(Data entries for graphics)

# # #

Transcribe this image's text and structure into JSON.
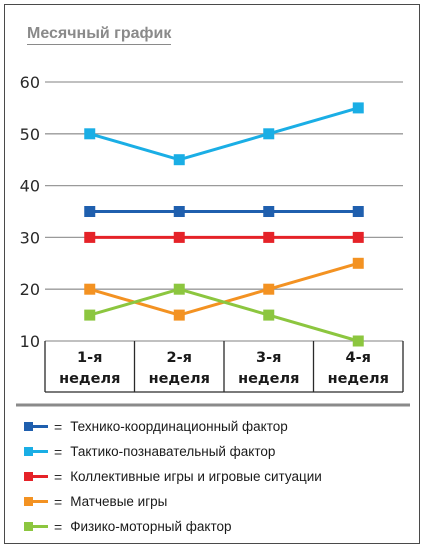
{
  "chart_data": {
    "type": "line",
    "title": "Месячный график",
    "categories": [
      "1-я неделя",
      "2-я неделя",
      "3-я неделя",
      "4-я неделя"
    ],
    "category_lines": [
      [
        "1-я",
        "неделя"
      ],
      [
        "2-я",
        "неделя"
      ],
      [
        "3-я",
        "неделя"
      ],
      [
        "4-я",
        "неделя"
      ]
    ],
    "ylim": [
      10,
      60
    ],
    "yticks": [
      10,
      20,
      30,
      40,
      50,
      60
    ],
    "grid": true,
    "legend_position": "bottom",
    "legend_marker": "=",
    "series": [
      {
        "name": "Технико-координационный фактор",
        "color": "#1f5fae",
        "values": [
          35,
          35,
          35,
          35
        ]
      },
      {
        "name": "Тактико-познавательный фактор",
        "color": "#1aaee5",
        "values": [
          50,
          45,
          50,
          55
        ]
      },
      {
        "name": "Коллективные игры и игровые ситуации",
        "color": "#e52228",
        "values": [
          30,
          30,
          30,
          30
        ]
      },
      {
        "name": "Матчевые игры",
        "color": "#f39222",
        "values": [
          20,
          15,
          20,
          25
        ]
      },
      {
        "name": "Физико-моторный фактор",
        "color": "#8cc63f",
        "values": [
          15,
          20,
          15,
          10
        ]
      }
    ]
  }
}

# # #

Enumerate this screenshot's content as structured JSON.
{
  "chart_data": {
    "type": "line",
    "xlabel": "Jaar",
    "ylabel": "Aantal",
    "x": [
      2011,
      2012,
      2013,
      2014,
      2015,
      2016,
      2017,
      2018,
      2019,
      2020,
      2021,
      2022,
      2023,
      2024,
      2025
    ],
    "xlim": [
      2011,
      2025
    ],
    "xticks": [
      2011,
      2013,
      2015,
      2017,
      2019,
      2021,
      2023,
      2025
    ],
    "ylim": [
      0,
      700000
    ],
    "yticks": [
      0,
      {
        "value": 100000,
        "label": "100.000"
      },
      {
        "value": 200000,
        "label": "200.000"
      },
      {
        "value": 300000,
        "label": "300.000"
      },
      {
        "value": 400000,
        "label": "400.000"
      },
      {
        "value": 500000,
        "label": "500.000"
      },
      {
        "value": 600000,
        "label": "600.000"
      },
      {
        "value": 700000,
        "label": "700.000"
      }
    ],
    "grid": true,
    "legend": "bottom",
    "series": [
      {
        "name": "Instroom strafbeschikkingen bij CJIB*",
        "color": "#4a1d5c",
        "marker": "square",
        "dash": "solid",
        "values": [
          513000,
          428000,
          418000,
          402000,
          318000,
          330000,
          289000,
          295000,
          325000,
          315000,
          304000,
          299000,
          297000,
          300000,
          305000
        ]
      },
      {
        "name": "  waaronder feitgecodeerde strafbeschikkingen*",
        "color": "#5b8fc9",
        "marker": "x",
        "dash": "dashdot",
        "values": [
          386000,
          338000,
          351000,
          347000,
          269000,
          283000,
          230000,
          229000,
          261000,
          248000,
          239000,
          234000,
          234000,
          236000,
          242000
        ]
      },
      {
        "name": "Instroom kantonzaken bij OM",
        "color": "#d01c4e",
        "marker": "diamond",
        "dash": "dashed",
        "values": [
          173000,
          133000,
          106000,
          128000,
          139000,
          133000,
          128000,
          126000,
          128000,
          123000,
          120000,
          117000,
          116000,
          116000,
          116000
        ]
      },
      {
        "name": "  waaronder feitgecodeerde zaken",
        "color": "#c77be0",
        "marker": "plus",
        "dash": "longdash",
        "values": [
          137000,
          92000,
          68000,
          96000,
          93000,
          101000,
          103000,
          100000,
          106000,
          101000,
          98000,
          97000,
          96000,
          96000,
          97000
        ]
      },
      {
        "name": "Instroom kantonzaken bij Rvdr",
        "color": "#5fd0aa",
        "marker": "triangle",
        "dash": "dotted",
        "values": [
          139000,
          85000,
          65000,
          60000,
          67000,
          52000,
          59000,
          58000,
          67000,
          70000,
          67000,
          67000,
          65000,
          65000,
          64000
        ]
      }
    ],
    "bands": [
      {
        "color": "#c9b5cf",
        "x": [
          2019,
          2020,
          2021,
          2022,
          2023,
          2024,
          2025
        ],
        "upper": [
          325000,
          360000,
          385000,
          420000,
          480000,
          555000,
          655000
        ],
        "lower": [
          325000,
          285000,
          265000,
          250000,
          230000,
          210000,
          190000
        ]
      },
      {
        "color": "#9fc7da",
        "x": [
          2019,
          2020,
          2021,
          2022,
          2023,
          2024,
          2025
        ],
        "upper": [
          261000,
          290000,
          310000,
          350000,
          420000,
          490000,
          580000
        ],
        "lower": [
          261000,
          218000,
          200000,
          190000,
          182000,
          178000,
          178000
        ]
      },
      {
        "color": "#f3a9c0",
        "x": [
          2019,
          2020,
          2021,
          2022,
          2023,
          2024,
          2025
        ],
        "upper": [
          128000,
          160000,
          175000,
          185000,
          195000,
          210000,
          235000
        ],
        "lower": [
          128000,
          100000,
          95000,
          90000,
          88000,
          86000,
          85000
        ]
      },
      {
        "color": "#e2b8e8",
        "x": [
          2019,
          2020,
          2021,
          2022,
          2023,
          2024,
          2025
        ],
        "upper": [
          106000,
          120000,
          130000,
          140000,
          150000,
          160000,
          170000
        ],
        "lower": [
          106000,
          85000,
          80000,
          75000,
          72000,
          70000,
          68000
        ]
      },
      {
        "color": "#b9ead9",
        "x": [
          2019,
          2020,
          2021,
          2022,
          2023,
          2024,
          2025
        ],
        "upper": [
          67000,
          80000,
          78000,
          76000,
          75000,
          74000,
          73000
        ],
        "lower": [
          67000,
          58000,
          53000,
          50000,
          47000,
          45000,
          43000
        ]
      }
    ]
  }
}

# # #

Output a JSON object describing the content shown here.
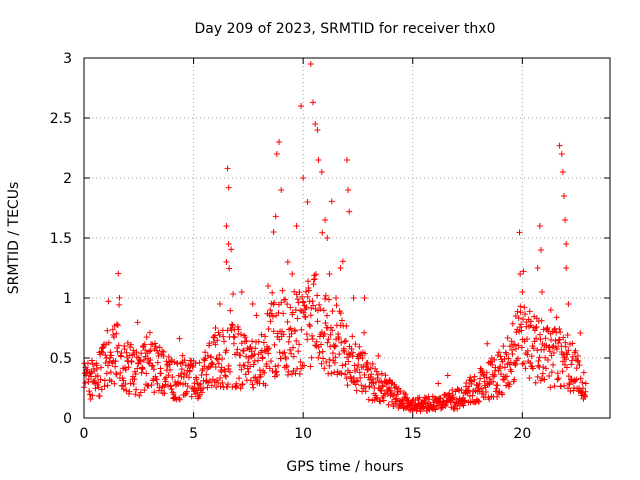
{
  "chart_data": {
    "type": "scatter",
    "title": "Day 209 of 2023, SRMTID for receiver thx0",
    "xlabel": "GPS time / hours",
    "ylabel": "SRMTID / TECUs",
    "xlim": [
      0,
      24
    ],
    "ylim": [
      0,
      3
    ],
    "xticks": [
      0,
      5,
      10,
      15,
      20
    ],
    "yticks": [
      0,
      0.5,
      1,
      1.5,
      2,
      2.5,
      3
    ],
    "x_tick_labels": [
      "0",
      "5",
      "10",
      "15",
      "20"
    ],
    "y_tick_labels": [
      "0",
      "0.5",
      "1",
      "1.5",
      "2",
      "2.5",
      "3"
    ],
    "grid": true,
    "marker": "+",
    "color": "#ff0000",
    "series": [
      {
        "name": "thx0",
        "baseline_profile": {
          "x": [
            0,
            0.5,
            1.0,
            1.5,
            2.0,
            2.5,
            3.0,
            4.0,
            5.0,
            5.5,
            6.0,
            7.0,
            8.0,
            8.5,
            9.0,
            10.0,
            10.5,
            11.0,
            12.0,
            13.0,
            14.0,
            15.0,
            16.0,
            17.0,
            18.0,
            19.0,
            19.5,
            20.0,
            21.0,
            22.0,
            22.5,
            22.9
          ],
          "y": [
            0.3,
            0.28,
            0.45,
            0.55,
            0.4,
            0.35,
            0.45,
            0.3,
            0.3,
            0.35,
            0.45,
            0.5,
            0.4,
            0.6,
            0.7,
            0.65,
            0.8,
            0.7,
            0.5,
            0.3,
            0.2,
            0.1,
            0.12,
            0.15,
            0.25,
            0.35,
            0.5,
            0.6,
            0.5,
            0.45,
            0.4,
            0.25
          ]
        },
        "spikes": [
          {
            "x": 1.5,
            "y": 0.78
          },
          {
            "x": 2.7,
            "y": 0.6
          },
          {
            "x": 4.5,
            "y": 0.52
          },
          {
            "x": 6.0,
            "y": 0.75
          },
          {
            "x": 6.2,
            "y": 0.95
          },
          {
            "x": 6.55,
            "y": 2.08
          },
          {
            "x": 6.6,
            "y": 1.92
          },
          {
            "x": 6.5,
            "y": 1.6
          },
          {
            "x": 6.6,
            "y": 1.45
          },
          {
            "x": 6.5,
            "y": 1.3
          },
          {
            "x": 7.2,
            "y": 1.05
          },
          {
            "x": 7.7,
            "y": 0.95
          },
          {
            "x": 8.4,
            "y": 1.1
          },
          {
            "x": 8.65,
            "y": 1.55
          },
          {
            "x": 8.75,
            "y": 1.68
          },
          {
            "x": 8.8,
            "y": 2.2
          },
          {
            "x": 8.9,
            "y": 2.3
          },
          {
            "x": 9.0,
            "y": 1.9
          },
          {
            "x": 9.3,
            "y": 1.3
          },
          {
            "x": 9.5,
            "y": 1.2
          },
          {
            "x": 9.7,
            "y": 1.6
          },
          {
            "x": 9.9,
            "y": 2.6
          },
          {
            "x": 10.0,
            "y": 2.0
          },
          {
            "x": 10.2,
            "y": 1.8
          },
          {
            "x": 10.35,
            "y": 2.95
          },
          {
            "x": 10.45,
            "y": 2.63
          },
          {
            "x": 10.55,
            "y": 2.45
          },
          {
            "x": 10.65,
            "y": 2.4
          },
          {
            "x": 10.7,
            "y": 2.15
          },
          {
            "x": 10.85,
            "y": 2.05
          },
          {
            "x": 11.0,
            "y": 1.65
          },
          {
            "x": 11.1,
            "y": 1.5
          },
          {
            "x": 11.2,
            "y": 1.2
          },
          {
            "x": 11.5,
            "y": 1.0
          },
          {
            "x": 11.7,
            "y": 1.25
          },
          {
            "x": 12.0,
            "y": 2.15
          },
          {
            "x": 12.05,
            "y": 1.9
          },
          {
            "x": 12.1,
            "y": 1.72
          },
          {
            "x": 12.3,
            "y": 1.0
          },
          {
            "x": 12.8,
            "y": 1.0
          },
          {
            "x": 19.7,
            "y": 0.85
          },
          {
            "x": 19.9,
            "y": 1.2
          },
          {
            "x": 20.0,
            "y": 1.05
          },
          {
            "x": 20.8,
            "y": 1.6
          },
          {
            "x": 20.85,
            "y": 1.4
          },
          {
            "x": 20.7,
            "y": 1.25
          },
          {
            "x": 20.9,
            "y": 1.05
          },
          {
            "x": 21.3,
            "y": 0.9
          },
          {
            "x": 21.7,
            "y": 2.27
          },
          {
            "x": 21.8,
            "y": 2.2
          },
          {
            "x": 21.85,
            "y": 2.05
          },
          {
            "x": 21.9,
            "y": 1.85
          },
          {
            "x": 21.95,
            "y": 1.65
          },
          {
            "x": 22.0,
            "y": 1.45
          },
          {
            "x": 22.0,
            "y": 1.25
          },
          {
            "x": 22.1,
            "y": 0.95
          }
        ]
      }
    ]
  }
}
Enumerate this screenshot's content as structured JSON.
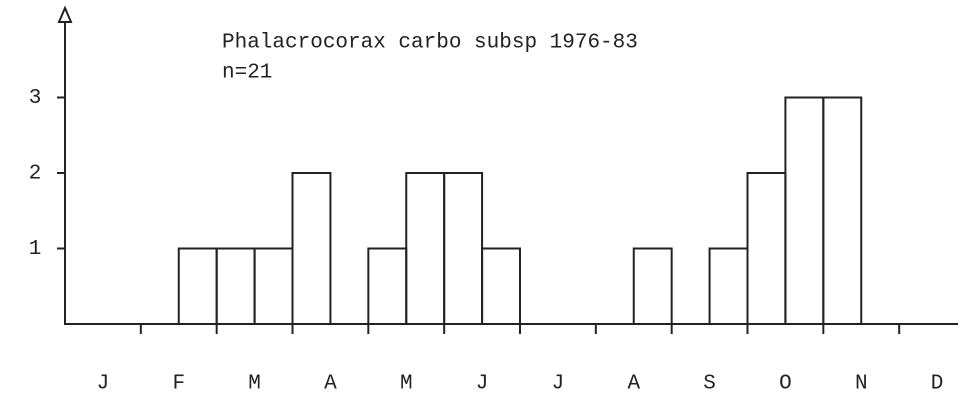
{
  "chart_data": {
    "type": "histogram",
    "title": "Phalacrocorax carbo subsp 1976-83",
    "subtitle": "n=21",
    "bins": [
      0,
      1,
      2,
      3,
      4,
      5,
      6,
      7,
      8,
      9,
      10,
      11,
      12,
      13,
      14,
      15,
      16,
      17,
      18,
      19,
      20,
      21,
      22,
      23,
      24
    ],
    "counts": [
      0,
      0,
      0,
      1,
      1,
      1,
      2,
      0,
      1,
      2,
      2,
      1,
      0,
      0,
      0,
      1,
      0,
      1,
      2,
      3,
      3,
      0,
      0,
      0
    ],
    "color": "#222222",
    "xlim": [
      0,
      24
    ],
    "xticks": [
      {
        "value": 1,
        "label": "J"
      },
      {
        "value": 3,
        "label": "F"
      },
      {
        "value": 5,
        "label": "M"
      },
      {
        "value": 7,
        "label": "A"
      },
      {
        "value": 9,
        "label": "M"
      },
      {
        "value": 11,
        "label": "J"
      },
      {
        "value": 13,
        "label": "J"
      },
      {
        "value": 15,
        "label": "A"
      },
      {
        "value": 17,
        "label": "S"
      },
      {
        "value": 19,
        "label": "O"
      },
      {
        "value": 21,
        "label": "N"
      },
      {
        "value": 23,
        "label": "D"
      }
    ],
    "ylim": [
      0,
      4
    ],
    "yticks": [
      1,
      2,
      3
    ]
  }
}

# # #

● **To be done**
Filter for "Instroom". Return all lines that hold it.

● **Reply to the exercise**
        "name": "Instroom strafbeschikkingen bij CJIB*",
        "name": "Instroom kantonzaken bij OM",
        "name": "Instroom kantonzaken bij Rvdr",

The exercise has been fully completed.